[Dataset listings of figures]

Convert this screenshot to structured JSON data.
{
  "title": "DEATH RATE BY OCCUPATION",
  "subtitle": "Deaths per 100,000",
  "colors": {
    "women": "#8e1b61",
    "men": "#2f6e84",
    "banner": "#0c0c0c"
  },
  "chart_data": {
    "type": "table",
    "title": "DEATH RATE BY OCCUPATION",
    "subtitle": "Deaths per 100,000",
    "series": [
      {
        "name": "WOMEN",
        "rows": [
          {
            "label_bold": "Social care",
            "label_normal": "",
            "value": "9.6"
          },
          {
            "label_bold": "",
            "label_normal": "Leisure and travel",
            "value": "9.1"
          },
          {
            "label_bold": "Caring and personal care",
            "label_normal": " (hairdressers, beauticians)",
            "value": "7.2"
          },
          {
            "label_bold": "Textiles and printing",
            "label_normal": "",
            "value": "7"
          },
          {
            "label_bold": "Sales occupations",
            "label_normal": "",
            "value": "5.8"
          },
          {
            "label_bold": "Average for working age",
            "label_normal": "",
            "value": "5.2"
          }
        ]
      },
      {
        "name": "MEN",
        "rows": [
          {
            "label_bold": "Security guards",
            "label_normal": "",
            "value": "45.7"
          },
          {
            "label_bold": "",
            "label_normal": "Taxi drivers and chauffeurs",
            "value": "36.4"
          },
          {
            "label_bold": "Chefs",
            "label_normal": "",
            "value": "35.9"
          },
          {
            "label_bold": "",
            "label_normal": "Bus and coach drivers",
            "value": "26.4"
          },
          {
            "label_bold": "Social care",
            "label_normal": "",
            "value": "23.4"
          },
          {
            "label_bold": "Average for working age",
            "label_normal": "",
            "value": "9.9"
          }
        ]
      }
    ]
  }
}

→ WRITTEN EXERCISE: Pick out each line that holds the string "subtitle".

→ COMPLETED EXERCISE:
  "subtitle": "Deaths per 100,000",
    "subtitle": "Deaths per 100,000",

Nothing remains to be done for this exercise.